* _Data lines_
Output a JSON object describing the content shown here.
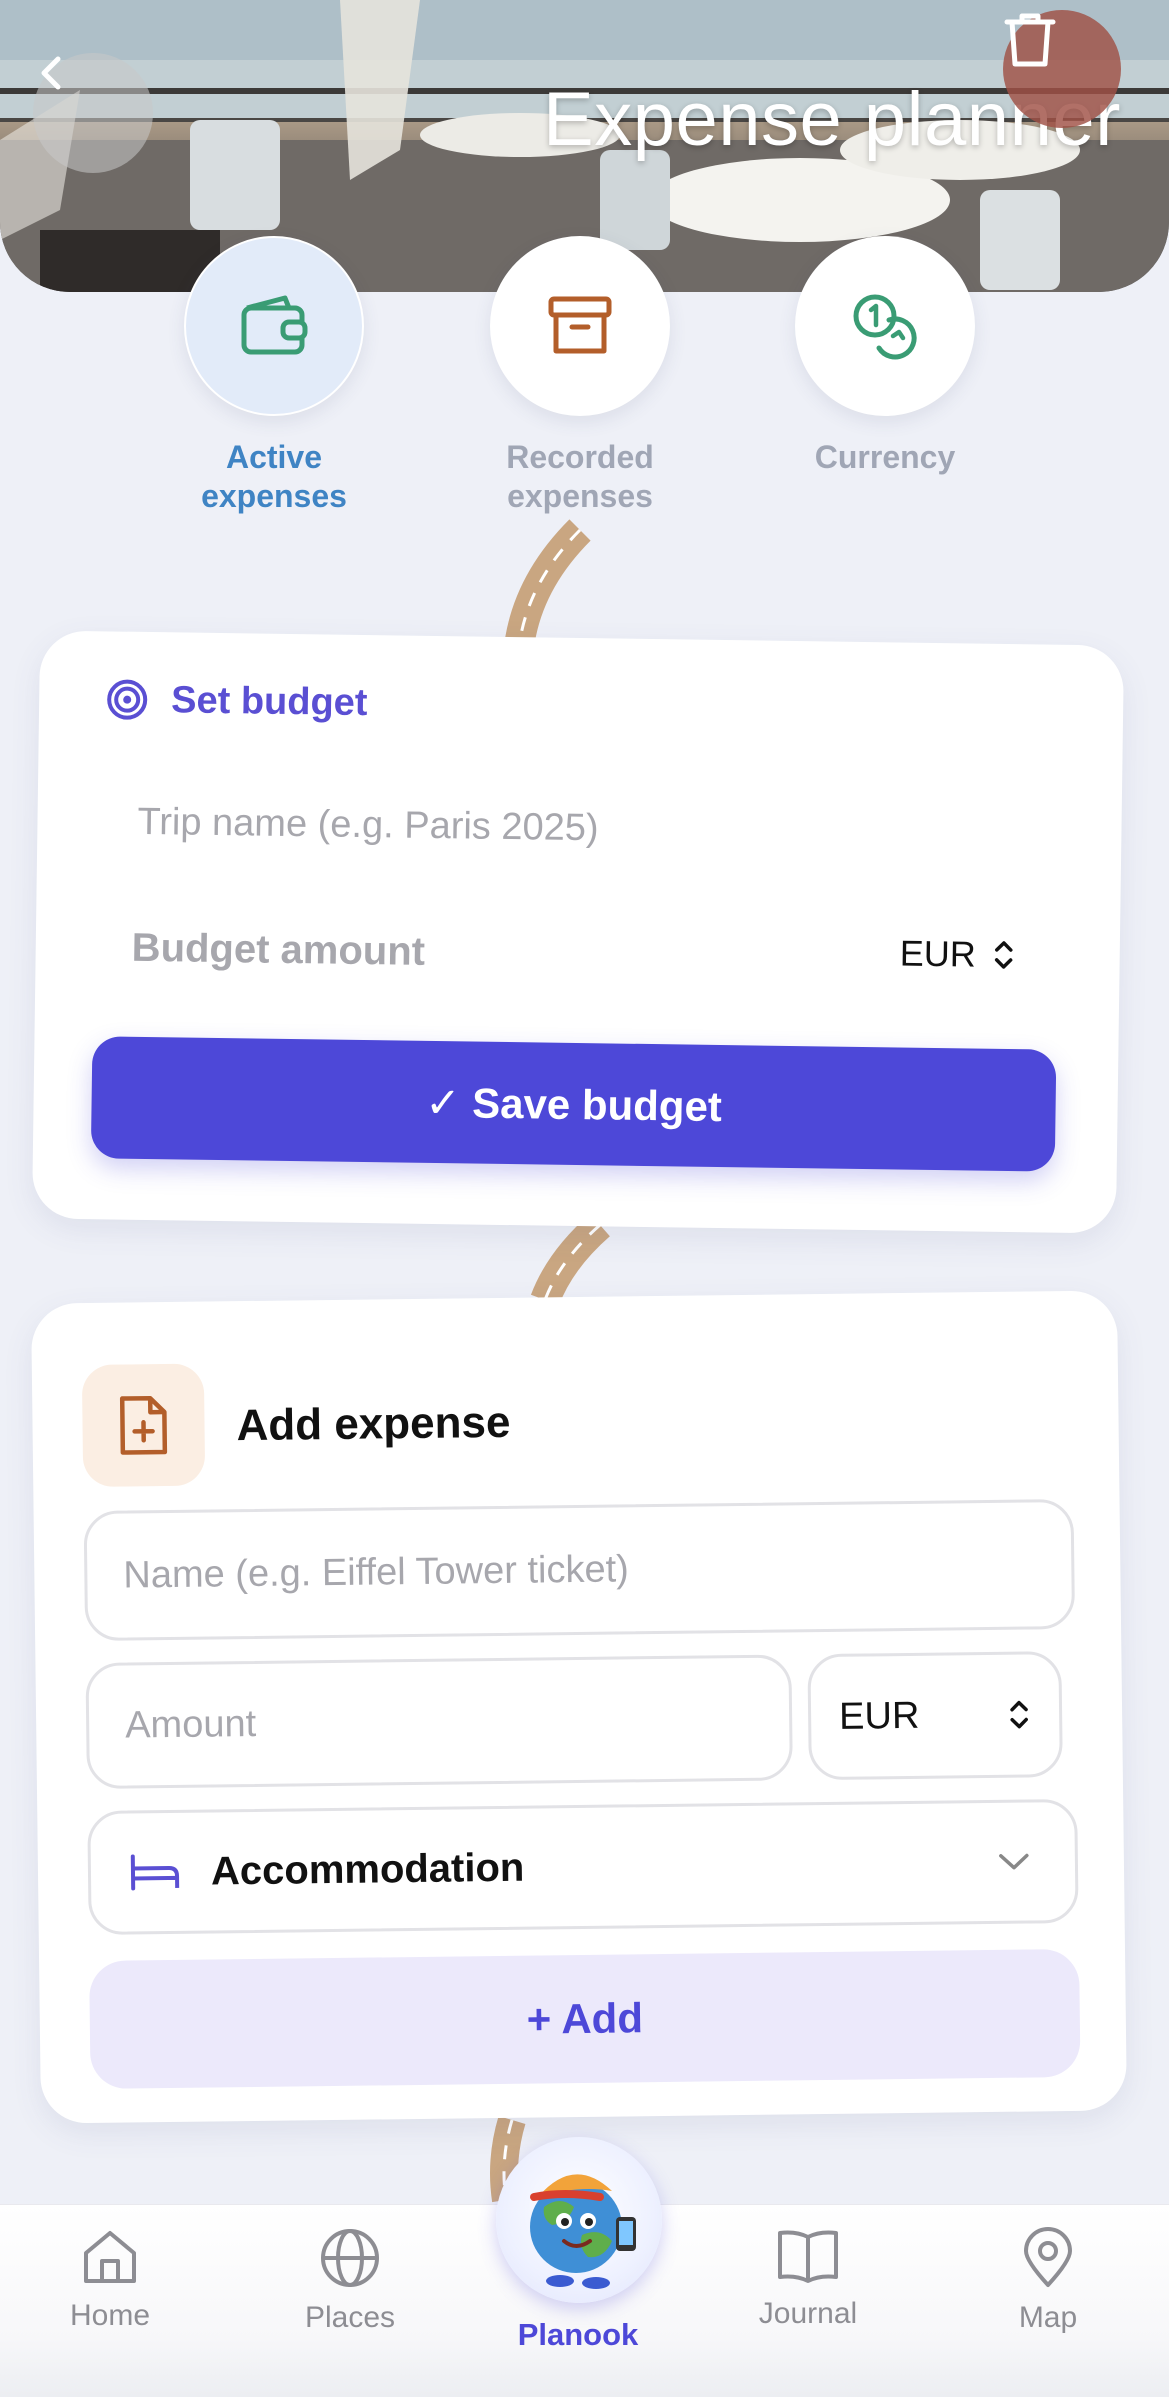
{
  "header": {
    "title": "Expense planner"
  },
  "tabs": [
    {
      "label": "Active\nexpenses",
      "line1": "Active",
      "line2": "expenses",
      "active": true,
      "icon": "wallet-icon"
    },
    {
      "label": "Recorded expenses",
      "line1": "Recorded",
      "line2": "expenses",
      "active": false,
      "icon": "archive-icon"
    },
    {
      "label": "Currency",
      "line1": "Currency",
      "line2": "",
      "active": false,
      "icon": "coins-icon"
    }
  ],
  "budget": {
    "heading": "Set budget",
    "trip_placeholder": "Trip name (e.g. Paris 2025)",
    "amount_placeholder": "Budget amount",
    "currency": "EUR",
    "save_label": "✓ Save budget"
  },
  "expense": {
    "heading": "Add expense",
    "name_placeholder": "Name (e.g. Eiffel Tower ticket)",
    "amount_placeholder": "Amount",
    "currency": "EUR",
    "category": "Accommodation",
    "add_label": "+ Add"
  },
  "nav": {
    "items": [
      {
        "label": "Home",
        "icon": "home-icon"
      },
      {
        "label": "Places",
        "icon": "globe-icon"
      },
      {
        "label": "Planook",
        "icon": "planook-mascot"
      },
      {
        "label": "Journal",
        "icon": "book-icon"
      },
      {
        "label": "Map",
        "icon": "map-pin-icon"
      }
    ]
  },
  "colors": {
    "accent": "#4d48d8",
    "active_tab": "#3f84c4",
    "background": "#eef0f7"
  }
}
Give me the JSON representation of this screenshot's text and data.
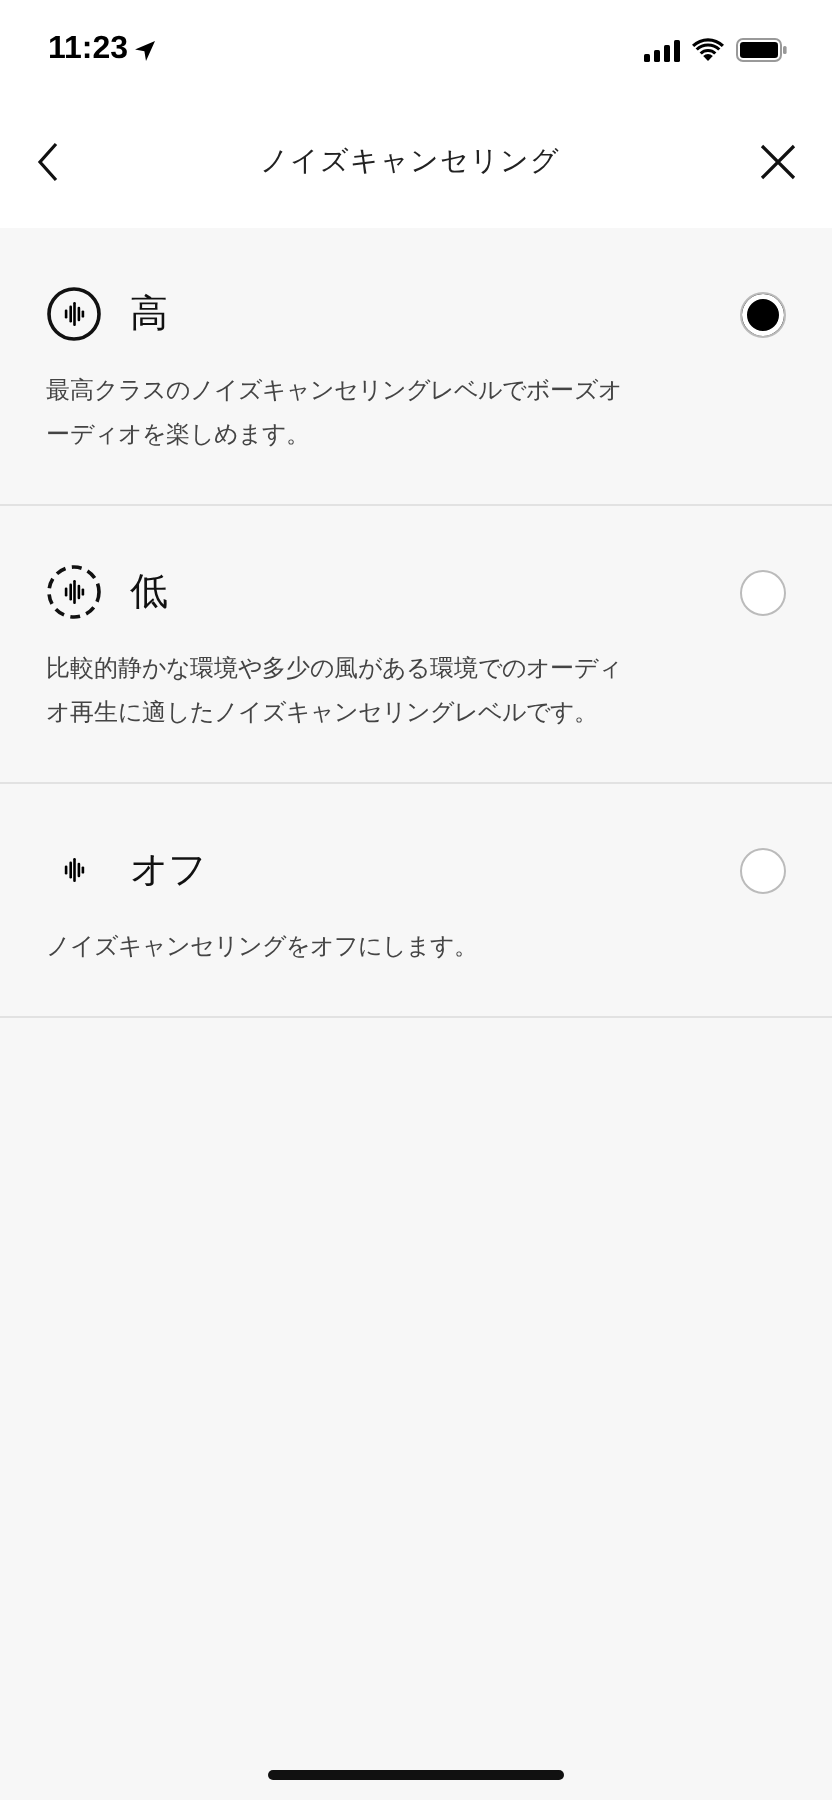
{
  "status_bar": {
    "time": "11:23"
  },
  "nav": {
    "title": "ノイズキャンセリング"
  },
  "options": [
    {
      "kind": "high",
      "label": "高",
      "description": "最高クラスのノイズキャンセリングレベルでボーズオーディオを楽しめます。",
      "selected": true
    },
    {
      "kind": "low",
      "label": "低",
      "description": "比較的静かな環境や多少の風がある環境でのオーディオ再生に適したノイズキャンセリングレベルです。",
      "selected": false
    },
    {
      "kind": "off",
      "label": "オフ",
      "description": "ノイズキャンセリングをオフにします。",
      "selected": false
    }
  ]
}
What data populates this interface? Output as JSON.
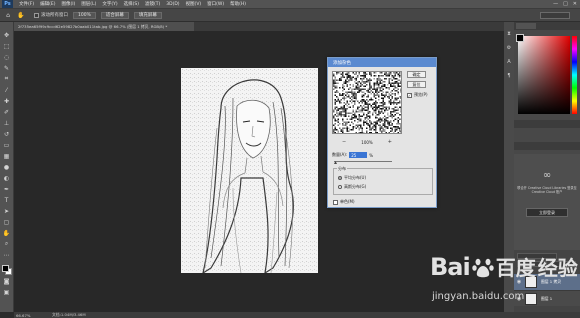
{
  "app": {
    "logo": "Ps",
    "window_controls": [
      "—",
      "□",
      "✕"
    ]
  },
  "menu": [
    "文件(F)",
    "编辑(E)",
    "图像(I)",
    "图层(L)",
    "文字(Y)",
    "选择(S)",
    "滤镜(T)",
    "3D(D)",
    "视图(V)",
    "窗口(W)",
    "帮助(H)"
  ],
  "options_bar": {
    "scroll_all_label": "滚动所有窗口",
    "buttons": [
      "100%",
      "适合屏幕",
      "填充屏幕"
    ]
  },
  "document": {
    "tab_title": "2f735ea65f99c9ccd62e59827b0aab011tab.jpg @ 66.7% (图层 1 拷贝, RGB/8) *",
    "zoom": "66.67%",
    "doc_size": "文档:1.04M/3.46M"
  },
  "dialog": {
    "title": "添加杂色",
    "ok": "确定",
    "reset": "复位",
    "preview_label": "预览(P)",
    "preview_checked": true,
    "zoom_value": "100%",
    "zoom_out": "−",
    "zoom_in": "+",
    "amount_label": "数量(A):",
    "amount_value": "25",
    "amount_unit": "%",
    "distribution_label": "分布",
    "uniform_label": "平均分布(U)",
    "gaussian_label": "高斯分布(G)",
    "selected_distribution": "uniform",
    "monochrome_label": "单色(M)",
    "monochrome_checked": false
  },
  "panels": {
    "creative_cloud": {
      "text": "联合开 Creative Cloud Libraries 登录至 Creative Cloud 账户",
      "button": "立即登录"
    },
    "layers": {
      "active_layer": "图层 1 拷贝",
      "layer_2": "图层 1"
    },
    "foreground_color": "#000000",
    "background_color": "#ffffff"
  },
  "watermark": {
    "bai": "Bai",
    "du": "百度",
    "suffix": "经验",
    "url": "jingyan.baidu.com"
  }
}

* _Task description_
Search the listing for the word "icon". Copy every line in which it occurs.

* _Answer to the task_
      "icon": "wallet-icon"
      "icon": "archive-icon"
      "icon": "coins-icon"
        "icon": "home-icon"
        "icon": "globe-icon"
        "icon": "planook-mascot"
        "icon": "book-icon"
        "icon": "map-pin-icon"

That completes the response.